** Exercise objective **
Locate the word "thumbnail" in the entries below, then gather every line that holds it.

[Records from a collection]
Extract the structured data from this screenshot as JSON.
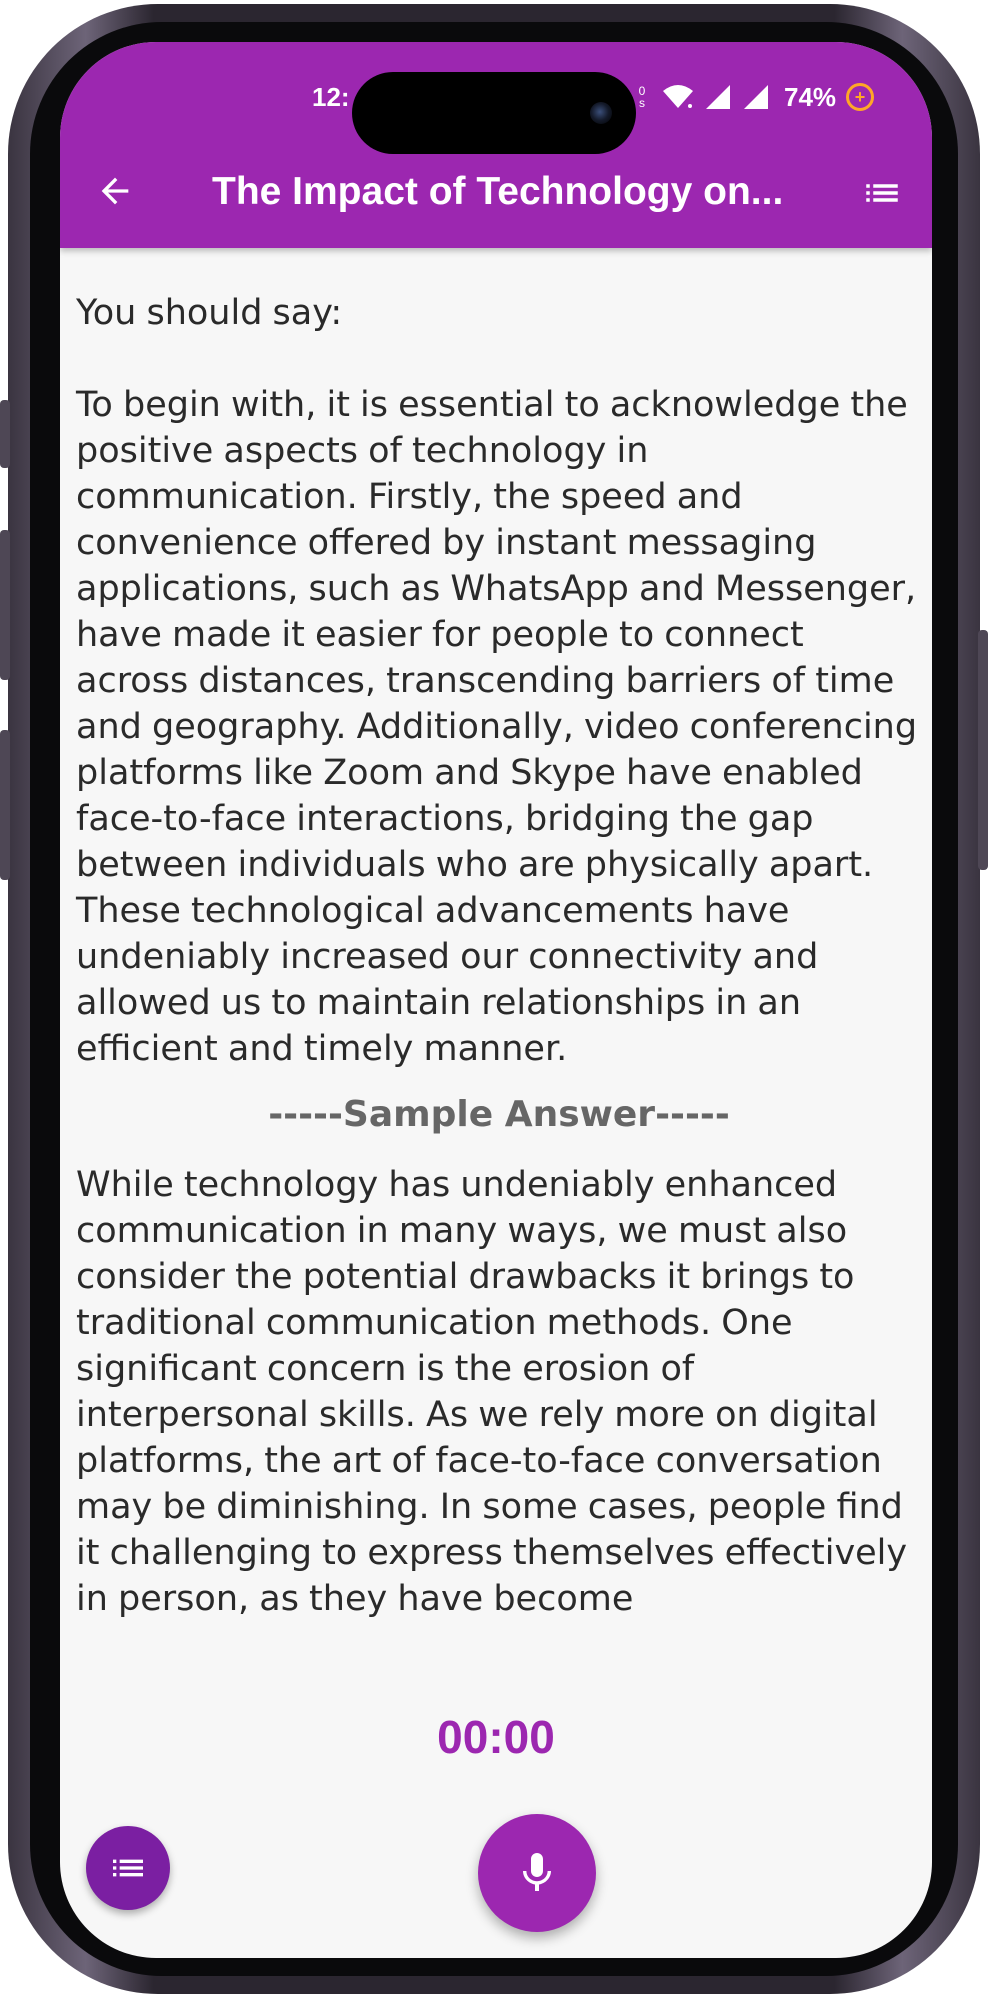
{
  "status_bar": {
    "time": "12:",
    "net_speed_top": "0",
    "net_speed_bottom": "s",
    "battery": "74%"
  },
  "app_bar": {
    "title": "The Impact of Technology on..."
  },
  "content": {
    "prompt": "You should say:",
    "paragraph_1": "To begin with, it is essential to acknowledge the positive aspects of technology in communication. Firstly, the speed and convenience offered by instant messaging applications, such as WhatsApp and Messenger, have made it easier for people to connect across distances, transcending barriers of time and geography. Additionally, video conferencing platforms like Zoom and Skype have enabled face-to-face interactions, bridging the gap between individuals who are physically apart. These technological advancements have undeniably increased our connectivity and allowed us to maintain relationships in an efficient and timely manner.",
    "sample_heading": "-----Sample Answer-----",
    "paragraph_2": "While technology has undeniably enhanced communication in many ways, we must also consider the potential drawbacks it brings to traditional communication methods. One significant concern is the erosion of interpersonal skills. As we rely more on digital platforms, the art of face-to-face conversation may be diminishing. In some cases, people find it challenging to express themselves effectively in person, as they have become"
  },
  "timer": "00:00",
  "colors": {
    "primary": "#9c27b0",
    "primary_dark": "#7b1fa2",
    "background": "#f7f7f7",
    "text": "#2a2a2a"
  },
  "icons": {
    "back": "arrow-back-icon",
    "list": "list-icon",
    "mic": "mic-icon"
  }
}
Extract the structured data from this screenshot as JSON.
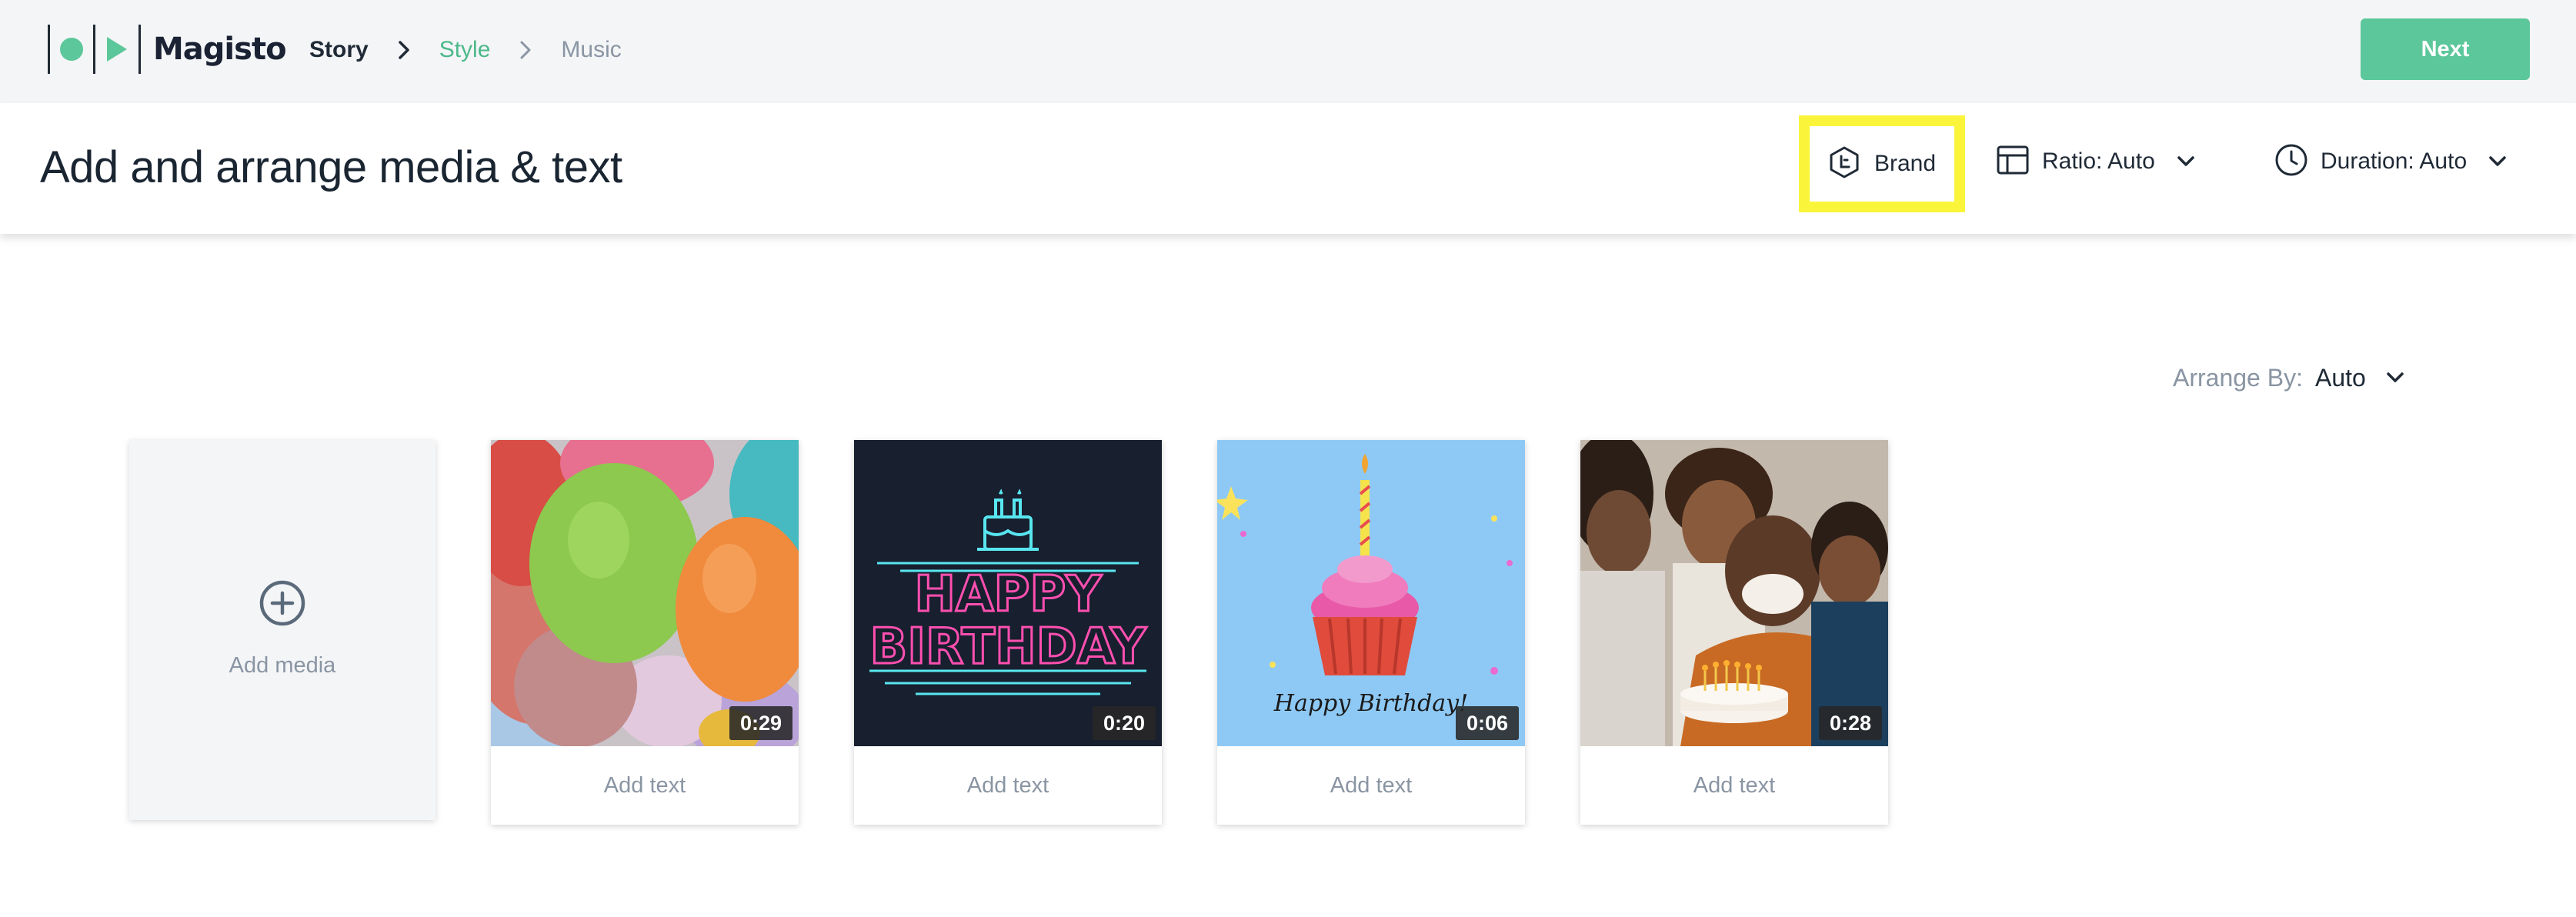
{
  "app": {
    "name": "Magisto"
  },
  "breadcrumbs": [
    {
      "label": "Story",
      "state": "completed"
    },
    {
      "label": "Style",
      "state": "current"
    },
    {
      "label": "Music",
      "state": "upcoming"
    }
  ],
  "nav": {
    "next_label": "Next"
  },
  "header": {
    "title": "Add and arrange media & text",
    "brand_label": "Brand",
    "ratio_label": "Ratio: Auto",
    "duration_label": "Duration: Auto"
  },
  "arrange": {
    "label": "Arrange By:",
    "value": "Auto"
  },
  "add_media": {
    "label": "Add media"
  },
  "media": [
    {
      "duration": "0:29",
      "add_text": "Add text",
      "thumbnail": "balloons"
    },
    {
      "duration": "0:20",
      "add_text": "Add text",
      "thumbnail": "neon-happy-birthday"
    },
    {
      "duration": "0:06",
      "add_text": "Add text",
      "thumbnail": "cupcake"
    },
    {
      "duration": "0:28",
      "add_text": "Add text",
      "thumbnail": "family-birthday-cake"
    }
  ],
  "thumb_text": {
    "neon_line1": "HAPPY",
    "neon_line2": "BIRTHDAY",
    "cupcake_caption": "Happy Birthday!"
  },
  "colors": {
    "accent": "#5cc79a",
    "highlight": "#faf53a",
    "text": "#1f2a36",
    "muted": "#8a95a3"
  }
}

...

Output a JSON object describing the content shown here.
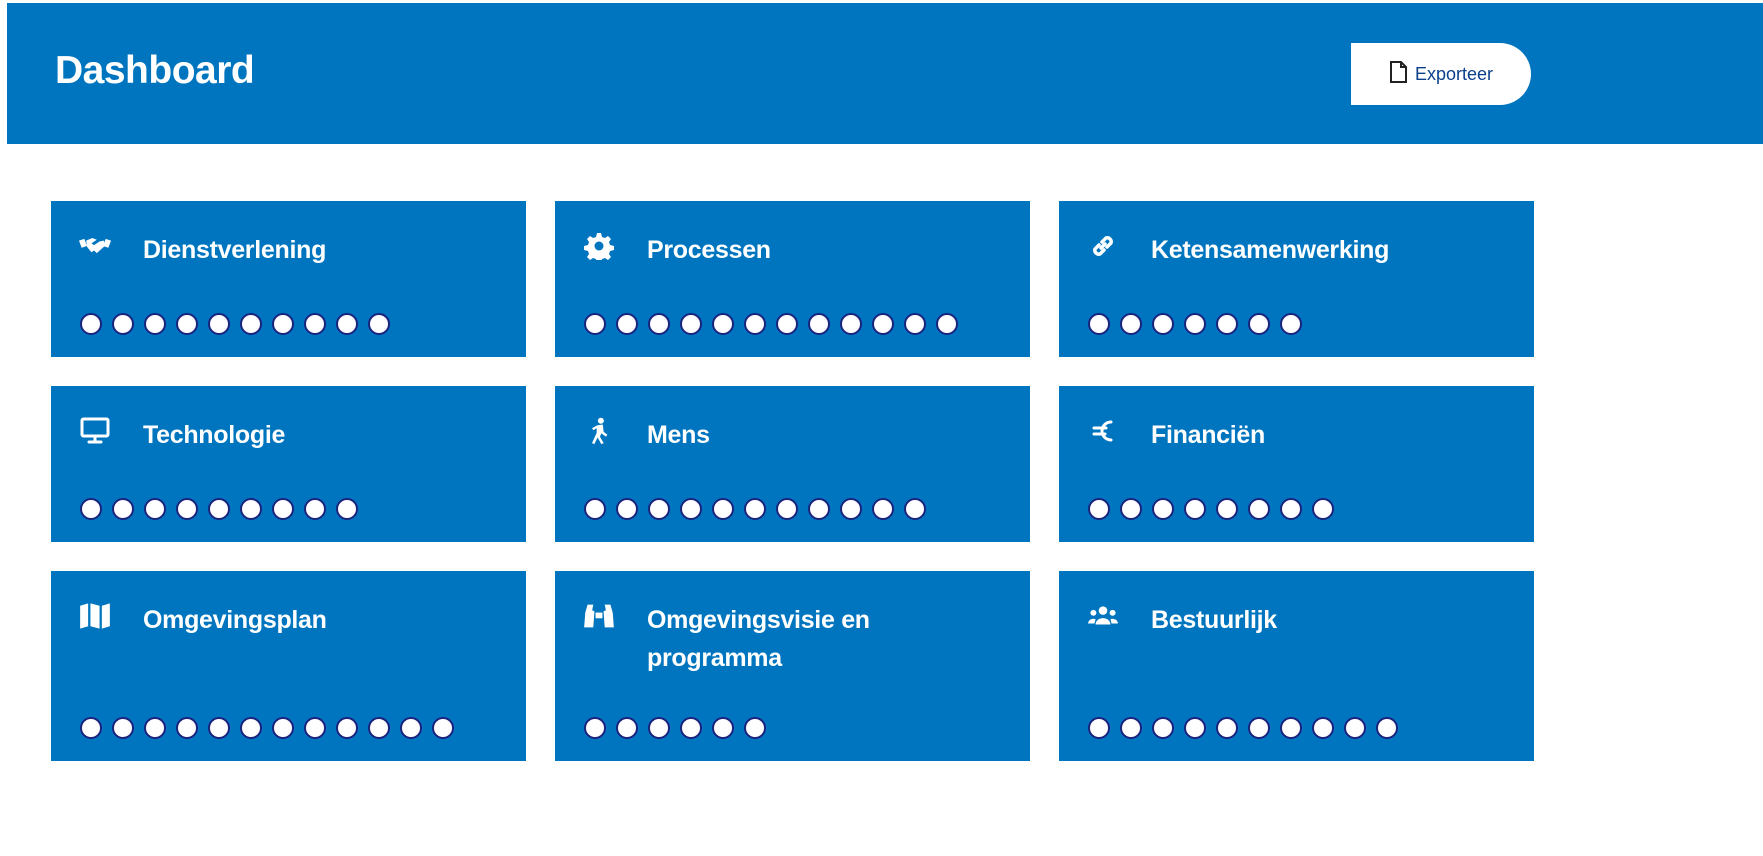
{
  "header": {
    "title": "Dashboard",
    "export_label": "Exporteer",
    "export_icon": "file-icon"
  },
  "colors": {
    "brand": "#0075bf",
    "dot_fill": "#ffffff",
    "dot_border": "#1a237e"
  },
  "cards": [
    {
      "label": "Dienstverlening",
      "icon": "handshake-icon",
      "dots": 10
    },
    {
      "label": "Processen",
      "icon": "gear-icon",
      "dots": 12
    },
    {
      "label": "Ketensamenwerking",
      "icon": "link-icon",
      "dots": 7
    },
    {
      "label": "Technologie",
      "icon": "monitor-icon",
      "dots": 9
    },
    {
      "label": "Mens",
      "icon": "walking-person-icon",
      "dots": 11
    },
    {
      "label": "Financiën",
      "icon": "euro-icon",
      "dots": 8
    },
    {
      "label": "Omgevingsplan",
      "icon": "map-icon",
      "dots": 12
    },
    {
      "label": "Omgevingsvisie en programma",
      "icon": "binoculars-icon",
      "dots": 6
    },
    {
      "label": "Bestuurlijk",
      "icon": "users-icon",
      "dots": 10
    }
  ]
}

...

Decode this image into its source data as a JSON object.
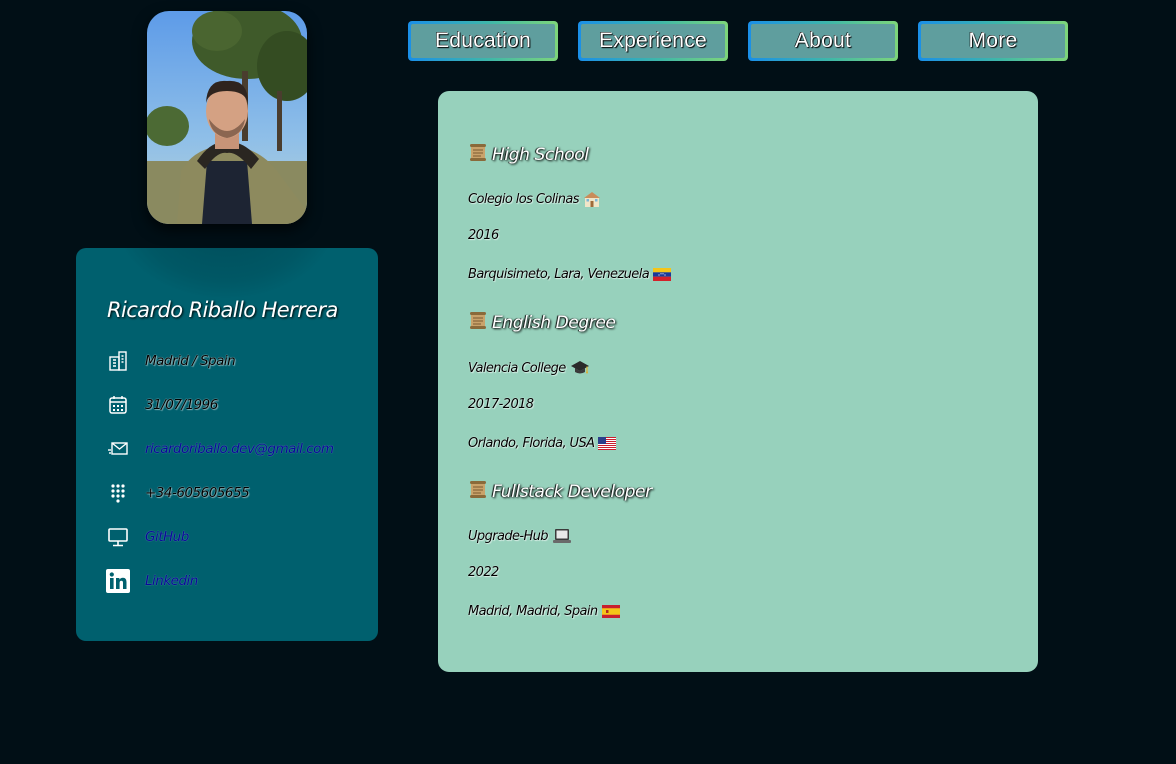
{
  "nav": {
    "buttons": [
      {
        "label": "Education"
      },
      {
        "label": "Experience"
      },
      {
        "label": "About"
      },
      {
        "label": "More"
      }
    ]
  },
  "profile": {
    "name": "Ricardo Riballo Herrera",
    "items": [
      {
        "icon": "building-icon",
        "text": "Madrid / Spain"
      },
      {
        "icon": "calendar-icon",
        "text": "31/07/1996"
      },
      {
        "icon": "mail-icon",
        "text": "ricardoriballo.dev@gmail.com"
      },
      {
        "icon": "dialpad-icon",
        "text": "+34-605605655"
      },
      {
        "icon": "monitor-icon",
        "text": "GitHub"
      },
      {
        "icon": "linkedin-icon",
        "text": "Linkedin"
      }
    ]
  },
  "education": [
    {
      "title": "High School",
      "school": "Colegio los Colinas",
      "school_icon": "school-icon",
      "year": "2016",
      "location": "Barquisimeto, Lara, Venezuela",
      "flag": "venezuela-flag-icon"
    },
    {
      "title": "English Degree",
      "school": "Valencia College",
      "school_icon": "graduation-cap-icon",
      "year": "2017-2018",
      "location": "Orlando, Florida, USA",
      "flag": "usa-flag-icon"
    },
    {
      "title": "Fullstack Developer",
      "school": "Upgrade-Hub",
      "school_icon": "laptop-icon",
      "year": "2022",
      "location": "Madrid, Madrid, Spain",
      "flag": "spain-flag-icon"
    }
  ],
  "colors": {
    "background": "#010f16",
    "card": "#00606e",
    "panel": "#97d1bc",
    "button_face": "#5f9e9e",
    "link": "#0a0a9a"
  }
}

** Response below **
      "thumbnail": "balloons"
      "thumbnail": "neon-happy-birthday"
      "thumbnail": "cupcake"
      "thumbnail": "family-birthday-cake"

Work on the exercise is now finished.